Materials provided.
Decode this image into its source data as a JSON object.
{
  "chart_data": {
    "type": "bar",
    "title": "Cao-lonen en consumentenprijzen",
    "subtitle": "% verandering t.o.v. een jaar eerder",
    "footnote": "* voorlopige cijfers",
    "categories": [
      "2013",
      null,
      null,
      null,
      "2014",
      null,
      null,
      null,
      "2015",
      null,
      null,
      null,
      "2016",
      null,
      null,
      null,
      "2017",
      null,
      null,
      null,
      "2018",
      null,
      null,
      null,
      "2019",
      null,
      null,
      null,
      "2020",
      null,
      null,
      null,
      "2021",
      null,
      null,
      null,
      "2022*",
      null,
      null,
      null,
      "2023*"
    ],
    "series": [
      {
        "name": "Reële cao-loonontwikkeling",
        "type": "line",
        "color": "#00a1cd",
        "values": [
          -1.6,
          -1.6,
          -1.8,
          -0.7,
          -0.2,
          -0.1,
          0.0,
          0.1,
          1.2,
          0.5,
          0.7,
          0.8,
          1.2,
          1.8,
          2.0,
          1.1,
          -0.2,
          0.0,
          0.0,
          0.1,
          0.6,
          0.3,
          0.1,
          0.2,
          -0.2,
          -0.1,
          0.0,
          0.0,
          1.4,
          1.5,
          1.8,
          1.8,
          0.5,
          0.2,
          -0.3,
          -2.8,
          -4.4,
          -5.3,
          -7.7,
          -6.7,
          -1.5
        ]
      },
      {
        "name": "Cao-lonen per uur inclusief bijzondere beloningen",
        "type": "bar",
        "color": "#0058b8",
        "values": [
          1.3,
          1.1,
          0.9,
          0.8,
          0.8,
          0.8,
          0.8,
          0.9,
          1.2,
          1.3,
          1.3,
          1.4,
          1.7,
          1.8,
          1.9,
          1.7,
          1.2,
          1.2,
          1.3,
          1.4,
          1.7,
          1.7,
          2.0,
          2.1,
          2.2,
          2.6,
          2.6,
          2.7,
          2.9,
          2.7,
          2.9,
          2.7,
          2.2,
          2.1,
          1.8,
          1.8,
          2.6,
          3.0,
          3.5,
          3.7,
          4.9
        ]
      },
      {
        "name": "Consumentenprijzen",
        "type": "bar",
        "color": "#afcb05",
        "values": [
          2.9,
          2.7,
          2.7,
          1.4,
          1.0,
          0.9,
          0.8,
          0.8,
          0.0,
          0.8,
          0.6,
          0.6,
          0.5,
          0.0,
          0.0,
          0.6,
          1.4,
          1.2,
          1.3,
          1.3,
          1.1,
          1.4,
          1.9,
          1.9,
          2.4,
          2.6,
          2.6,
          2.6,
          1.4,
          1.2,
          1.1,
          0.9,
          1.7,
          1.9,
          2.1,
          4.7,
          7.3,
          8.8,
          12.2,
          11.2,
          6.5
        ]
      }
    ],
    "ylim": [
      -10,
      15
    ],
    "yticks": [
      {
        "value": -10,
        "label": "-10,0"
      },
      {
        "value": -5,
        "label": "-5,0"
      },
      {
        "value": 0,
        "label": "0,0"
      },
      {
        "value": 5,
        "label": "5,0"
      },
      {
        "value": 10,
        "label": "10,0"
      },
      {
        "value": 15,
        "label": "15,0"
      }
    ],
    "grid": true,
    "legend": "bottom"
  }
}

Exercise goal. Out of the preceding entries, pull every line containing the string "label".

Task result.
        "label": "-10,0"
        "label": "-5,0"
        "label": "0,0"
        "label": "5,0"
        "label": "10,0"
        "label": "15,0"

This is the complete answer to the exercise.